> [What the task asks] Copy out all the data, word for word.

== Supplied data

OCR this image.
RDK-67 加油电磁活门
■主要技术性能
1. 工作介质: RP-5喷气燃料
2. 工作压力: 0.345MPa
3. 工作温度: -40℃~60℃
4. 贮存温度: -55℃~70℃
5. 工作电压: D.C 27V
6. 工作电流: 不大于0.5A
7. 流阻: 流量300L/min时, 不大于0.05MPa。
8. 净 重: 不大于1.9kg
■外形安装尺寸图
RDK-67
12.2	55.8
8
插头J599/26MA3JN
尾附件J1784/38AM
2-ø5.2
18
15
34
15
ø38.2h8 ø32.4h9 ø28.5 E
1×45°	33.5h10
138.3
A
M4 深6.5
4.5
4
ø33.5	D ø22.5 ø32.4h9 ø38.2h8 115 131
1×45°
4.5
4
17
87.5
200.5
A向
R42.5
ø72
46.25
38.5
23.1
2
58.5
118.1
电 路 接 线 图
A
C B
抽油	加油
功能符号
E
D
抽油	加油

====

> [Full output]
OCR this image.
RDK-67 加油电磁活门
■主要技术性能
1. 工作介质: RP-5喷气燃料
2. 工作压力: 0.345MPa
3. 工作温度: -40℃~60℃
4. 贮存温度: -55℃~70℃
5. 工作电压: D.C 27V
6. 工作电流: 不大于0.5A
7. 流阻: 流量300L/min时, 不大于0.05MPa。
8. 净 重: 不大于1.9kg
■外形安装尺寸图
RDK-67
12.2	55.8
8
插头J599/26MA3JN
尾附件J1784/38AM
2-ø5.2
18
15
34
15
ø38.2h8 ø32.4h9 ø28.5 E
1×45°	33.5h10
138.3
A
M4 深6.5
4.5
4
ø33.5	D ø22.5 ø32.4h9 ø38.2h8 115 131
1×45°
4.5
4
17
87.5
200.5
A向
R42.5
ø72
46.25
38.5
23.1
2
58.5
118.1
电 路 接 线 图
A
C B
抽油	加油
功能符号
E
D
抽油	加油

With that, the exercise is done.